Requirements:
Give the material again in full, matching it exactly.
● ● ● ● ●
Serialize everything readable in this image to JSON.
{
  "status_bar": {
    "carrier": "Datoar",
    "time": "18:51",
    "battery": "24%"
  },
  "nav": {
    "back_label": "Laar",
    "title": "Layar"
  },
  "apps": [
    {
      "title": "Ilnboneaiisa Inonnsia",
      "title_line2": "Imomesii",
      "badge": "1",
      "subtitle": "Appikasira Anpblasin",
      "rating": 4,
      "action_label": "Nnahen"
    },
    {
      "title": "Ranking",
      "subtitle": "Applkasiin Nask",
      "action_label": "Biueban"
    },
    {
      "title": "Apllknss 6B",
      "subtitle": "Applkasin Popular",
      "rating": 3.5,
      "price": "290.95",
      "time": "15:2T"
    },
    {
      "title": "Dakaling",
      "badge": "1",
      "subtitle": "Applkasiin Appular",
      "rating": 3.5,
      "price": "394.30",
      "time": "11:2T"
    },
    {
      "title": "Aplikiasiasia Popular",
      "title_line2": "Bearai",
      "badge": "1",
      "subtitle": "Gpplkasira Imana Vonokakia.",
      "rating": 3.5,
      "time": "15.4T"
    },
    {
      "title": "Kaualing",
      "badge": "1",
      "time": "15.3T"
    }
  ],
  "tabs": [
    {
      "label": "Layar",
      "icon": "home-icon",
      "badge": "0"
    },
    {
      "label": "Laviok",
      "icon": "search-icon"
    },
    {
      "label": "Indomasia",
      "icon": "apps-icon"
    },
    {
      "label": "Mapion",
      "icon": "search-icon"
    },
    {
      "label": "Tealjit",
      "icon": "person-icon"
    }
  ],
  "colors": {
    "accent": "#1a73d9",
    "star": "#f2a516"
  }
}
● ● ● ● ●
Exercise response:
Serialize everything readable in this image to JSON.
{
  "status_bar": {
    "carrier": "Datoar",
    "time": "18:51",
    "battery": "24%"
  },
  "nav": {
    "back_label": "Laar",
    "title": "Layar"
  },
  "apps": [
    {
      "title": "Ilnboneaiisa Inonnsia",
      "title_line2": "Imomesii",
      "badge": "1",
      "subtitle": "Appikasira Anpblasin",
      "rating": 4,
      "action_label": "Nnahen"
    },
    {
      "title": "Ranking",
      "subtitle": "Applkasiin Nask",
      "action_label": "Biueban"
    },
    {
      "title": "Apllknss 6B",
      "subtitle": "Applkasin Popular",
      "rating": 3.5,
      "price": "290.95",
      "time": "15:2T"
    },
    {
      "title": "Dakaling",
      "badge": "1",
      "subtitle": "Applkasiin Appular",
      "rating": 3.5,
      "price": "394.30",
      "time": "11:2T"
    },
    {
      "title": "Aplikiasiasia Popular",
      "title_line2": "Bearai",
      "badge": "1",
      "subtitle": "Gpplkasira Imana Vonokakia.",
      "rating": 3.5,
      "time": "15.4T"
    },
    {
      "title": "Kaualing",
      "badge": "1",
      "time": "15.3T"
    }
  ],
  "tabs": [
    {
      "label": "Layar",
      "icon": "home-icon",
      "badge": "0"
    },
    {
      "label": "Laviok",
      "icon": "search-icon"
    },
    {
      "label": "Indomasia",
      "icon": "apps-icon"
    },
    {
      "label": "Mapion",
      "icon": "search-icon"
    },
    {
      "label": "Tealjit",
      "icon": "person-icon"
    }
  ],
  "colors": {
    "accent": "#1a73d9",
    "star": "#f2a516"
  }
}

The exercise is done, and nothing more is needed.